DIRECTIONS FOR THIS TASK:
Check each line of the listing below for the word "JSON" and say how many lines have it. Nothing else should be written.

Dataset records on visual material

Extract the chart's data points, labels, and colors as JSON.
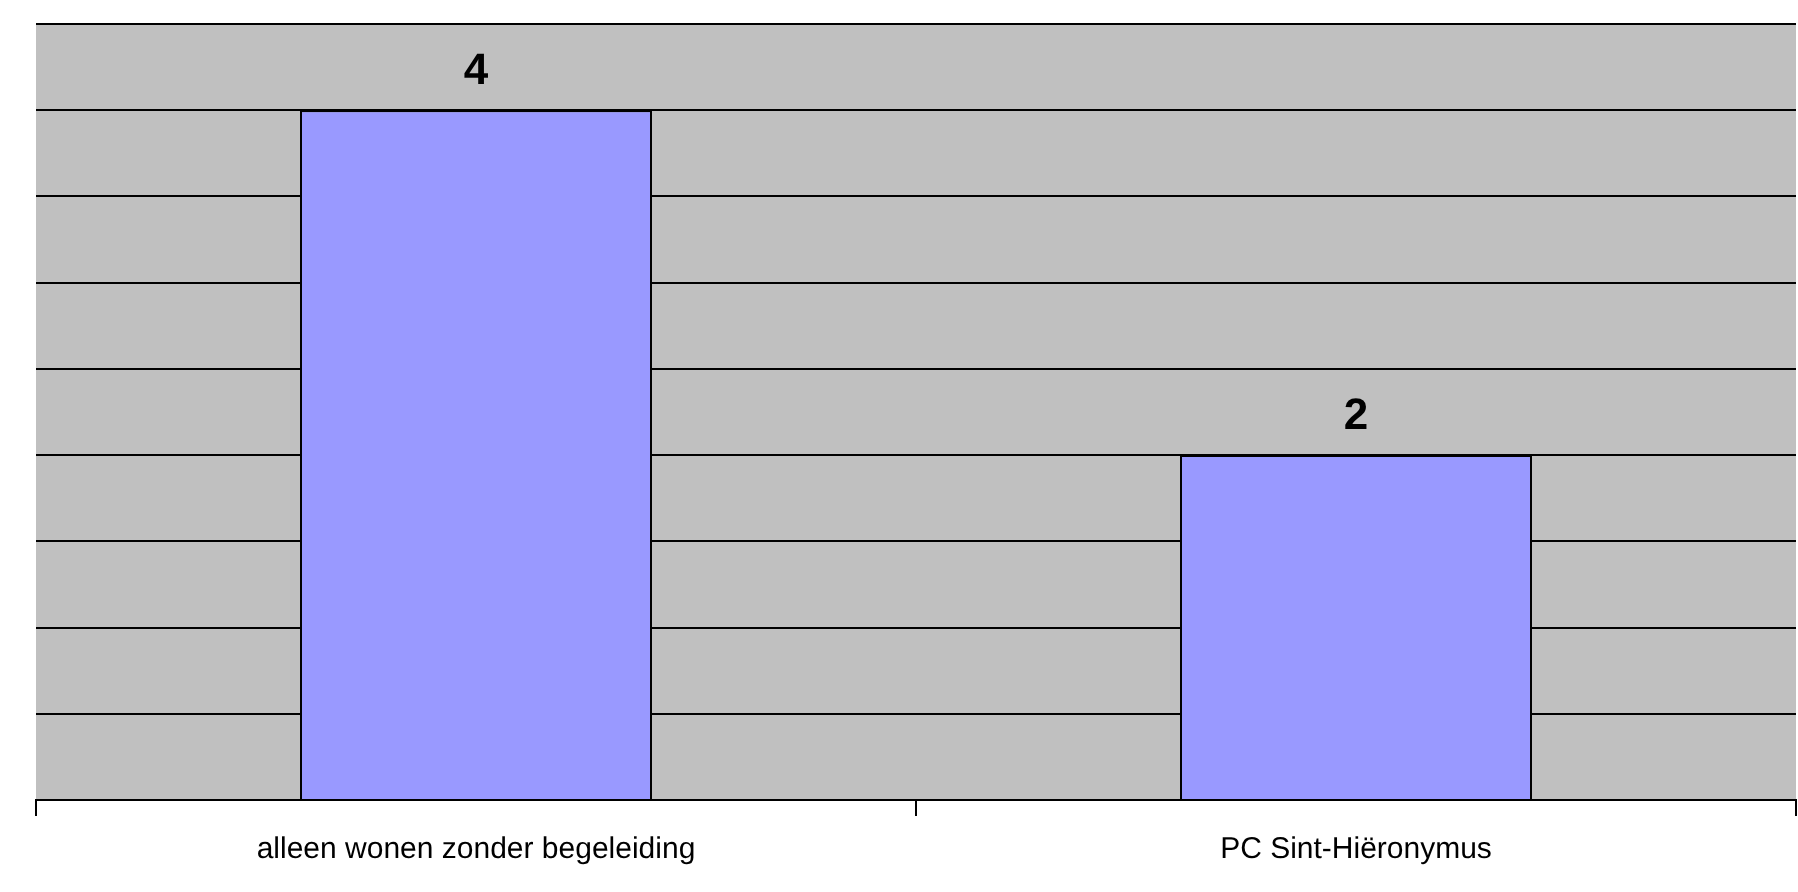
{
  "chart_data": {
    "type": "bar",
    "categories": [
      "alleen wonen zonder begeleiding",
      "PC Sint-Hiëronymus"
    ],
    "values": [
      4,
      2
    ],
    "color": "#9999ff",
    "ylim": [
      0,
      4.5
    ],
    "yticks": [
      {
        "value": 0,
        "label": null
      },
      {
        "value": 0.5,
        "label": null
      },
      {
        "value": 1,
        "label": null
      },
      {
        "value": 1.5,
        "label": null
      },
      {
        "value": 2,
        "label": null
      },
      {
        "value": 2.5,
        "label": null
      },
      {
        "value": 3,
        "label": null
      },
      {
        "value": 3.5,
        "label": null
      },
      {
        "value": 4,
        "label": null
      },
      {
        "value": 4.5,
        "label": null
      }
    ],
    "grid": "y",
    "tick_labels": "x",
    "data_labels": true,
    "legend": false
  }
}
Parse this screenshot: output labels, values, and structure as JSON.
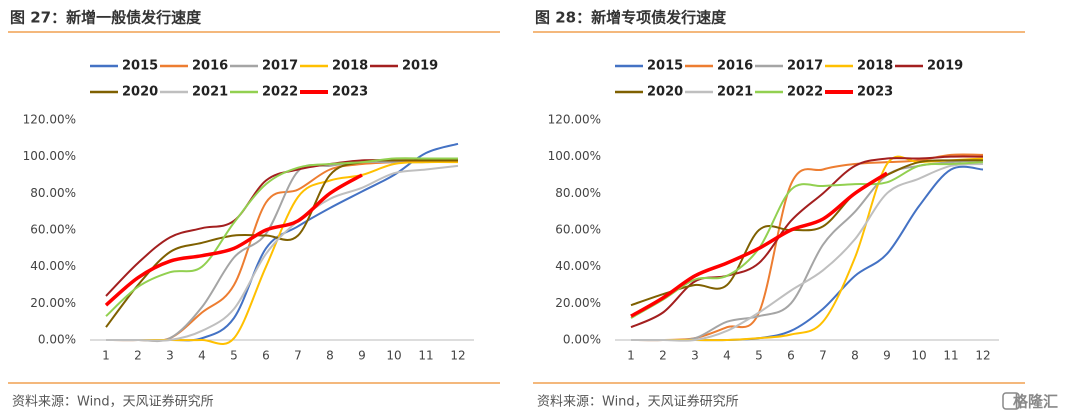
{
  "chart_data": [
    {
      "type": "line",
      "title": "图 27：新增一般债发行速度",
      "source": "资料来源：Wind，天风证券研究所",
      "x": [
        1,
        2,
        3,
        4,
        5,
        6,
        7,
        8,
        9,
        10,
        11,
        12
      ],
      "xlim": [
        0.5,
        12.5
      ],
      "xticks": [
        1,
        2,
        3,
        4,
        5,
        6,
        7,
        8,
        9,
        10,
        11,
        12
      ],
      "ylim": [
        0,
        120
      ],
      "yticks": [
        {
          "value": 0,
          "label": "0.00%"
        },
        {
          "value": 20,
          "label": "20.00%"
        },
        {
          "value": 40,
          "label": "40.00%"
        },
        {
          "value": 60,
          "label": "60.00%"
        },
        {
          "value": 80,
          "label": "80.00%"
        },
        {
          "value": 100,
          "label": "100.00%"
        },
        {
          "value": 120,
          "label": "120.00%"
        }
      ],
      "grid": false,
      "series": [
        {
          "name": "2015",
          "color": "#4472c4",
          "values": [
            0,
            0,
            0,
            1,
            12,
            50,
            62,
            72,
            81,
            90,
            102,
            107
          ]
        },
        {
          "name": "2016",
          "color": "#ed7d31",
          "values": [
            0,
            0,
            1,
            15,
            30,
            75,
            82,
            93,
            96,
            97,
            98,
            98
          ]
        },
        {
          "name": "2017",
          "color": "#a5a5a5",
          "values": [
            0,
            0,
            1,
            18,
            45,
            58,
            92,
            95,
            97,
            97,
            97,
            98
          ]
        },
        {
          "name": "2018",
          "color": "#ffc000",
          "values": [
            0,
            0,
            0,
            0,
            1,
            40,
            78,
            87,
            90,
            96,
            97,
            97
          ]
        },
        {
          "name": "2019",
          "color": "#a31f1f",
          "values": [
            24,
            42,
            56,
            61,
            65,
            87,
            93,
            96,
            98,
            98,
            98,
            98
          ]
        },
        {
          "name": "2020",
          "color": "#7f6000",
          "values": [
            7,
            30,
            48,
            53,
            57,
            57,
            57,
            90,
            97,
            98,
            98,
            98
          ]
        },
        {
          "name": "2021",
          "color": "#bfbfbf",
          "values": [
            0,
            0,
            0,
            5,
            17,
            47,
            65,
            77,
            83,
            91,
            93,
            95
          ]
        },
        {
          "name": "2022",
          "color": "#92d050",
          "values": [
            13,
            29,
            37,
            40,
            64,
            85,
            94,
            96,
            97,
            99,
            99,
            99
          ]
        },
        {
          "name": "2023",
          "color": "#ff0000",
          "values": [
            19,
            34,
            43,
            46,
            50,
            60,
            65,
            80,
            90,
            null,
            null,
            null
          ]
        }
      ]
    },
    {
      "type": "line",
      "title": "图 28：新增专项债发行速度",
      "source": "资料来源：Wind，天风证券研究所",
      "x": [
        1,
        2,
        3,
        4,
        5,
        6,
        7,
        8,
        9,
        10,
        11,
        12
      ],
      "xlim": [
        0.5,
        12.5
      ],
      "xticks": [
        1,
        2,
        3,
        4,
        5,
        6,
        7,
        8,
        9,
        10,
        11,
        12
      ],
      "ylim": [
        0,
        120
      ],
      "yticks": [
        {
          "value": 0,
          "label": "0.00%"
        },
        {
          "value": 20,
          "label": "20.00%"
        },
        {
          "value": 40,
          "label": "40.00%"
        },
        {
          "value": 60,
          "label": "60.00%"
        },
        {
          "value": 80,
          "label": "80.00%"
        },
        {
          "value": 100,
          "label": "100.00%"
        },
        {
          "value": 120,
          "label": "120.00%"
        }
      ],
      "grid": false,
      "series": [
        {
          "name": "2015",
          "color": "#4472c4",
          "values": [
            0,
            0,
            0,
            0,
            1,
            5,
            17,
            35,
            47,
            73,
            93,
            93
          ]
        },
        {
          "name": "2016",
          "color": "#ed7d31",
          "values": [
            0,
            0,
            1,
            7,
            15,
            85,
            93,
            96,
            97,
            98,
            101,
            101
          ]
        },
        {
          "name": "2017",
          "color": "#a5a5a5",
          "values": [
            0,
            0,
            1,
            10,
            13,
            20,
            52,
            70,
            90,
            95,
            97,
            98
          ]
        },
        {
          "name": "2018",
          "color": "#ffc000",
          "values": [
            0,
            0,
            0,
            0,
            1,
            3,
            10,
            45,
            96,
            97,
            98,
            99
          ]
        },
        {
          "name": "2019",
          "color": "#a31f1f",
          "values": [
            7,
            15,
            32,
            35,
            42,
            65,
            80,
            95,
            99,
            99,
            100,
            100
          ]
        },
        {
          "name": "2020",
          "color": "#7f6000",
          "values": [
            19,
            25,
            30,
            30,
            60,
            60,
            62,
            80,
            90,
            97,
            98,
            98
          ]
        },
        {
          "name": "2021",
          "color": "#bfbfbf",
          "values": [
            0,
            0,
            0,
            5,
            15,
            27,
            38,
            55,
            80,
            88,
            95,
            96
          ]
        },
        {
          "name": "2022",
          "color": "#92d050",
          "values": [
            12,
            22,
            33,
            35,
            50,
            82,
            84,
            85,
            86,
            95,
            96,
            97
          ]
        },
        {
          "name": "2023",
          "color": "#ff0000",
          "values": [
            13,
            23,
            35,
            42,
            50,
            60,
            66,
            80,
            91,
            null,
            null,
            null
          ]
        }
      ]
    }
  ],
  "watermark": "格隆汇"
}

RESPONSE FOR THIS EXERCISE:
2